**WHAT IS BEING ASKED:** The lines below that include the word "áfidos" are to be reported.

EXERCISE DATA Start Marker

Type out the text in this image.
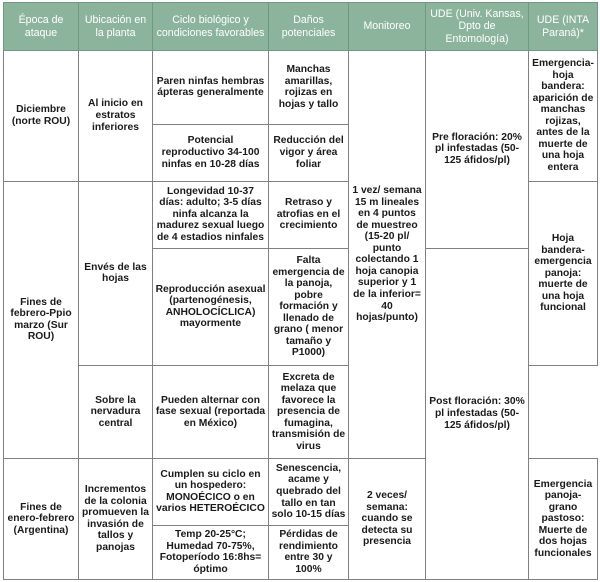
Época de ataque	Ubicación en la planta	Ciclo biológico y condiciones favorables	Daños potenciales	Monitoreo	UDE (Univ. Kansas, Dpto de Entomología)	UDE (INTA Paraná)*
Diciembre (norte ROU)	Al inicio en estratos inferiores	Paren ninfas hembras ápteras generalmente	Manchas amarillas, rojizas en hojas y tallo	1 vez/ semana 15 m lineales en 4 puntos de muestreo (15-20 pl/ punto colectando 1 hoja canopia superior y 1 de la inferior= 40 hojas/punto)	Pre floración: 20% pl infestadas (50-125 áfidos/pl)	Emergencia-hoja bandera: aparición de manchas rojizas, antes de la muerte de una hoja entera
		Potencial reproductivo 34-100 ninfas en 10-28 días	Reducción del vigor y área foliar			
Fines de febrero-Ppio marzo (Sur ROU)	Envés de las hojas	Longevidad 10-37 días: adulto; 3-5 días ninfa alcanza la madurez sexual luego de 4 estadios ninfales	Retraso y atrofias en el crecimiento			Hoja bandera-emergencia panoja: muerte de una hoja funcional
		Reproducción asexual (partenogénesis, ANHOLOCÍCLICA) mayormente	Falta emergencia de la panoja, pobre formación y llenado de grano ( menor tamaño y P1000)		Post floración: 30% pl infestadas (50-125 áfidos/pl)	
	Sobre la nervadura central	Pueden alternar con fase sexual (reportada en México)	Excreta de melaza que favorece la presencia de fumagina, transmisión de virus			
Fines de enero-febrero (Argentina)	Incrementos de la colonia promueven la invasión de tallos y panojas	Cumplen su ciclo en un hospedero: MONOÉCICO o en varios HETEROÉCICO	Senescencia, acame y quebrado del tallo en tan solo 10-15 días	2 veces/ semana: cuando se detecta su presencia		Emergencia panoja-grano pastoso: Muerte de dos hojas funcionales
		Temp 20-25°C; Humedad 70-75%, Fotoperíodo 16:8hs= óptimo	Pérdidas de rendimiento entre 30 y 100%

EXERCISE DATA End Marker

**ANSWER FOR THIS EXERCISE:**
Diciembre (norte ROU)	Al inicio en estratos inferiores	Paren ninfas hembras ápteras generalmente	Manchas amarillas, rojizas en hojas y tallo	1 vez/ semana 15 m lineales en 4 puntos de muestreo (15-20 pl/ punto colectando 1 hoja canopia superior y 1 de la inferior= 40 hojas/punto)	Pre floración: 20% pl infestadas (50-125 áfidos/pl)	Emergencia-hoja bandera: aparición de manchas rojizas, antes de la muerte de una hoja entera
		Reproducción asexual (partenogénesis, ANHOLOCÍCLICA) mayormente	Falta emergencia de la panoja, pobre formación y llenado de grano ( menor tamaño y P1000)		Post floración: 30% pl infestadas (50-125 áfidos/pl)	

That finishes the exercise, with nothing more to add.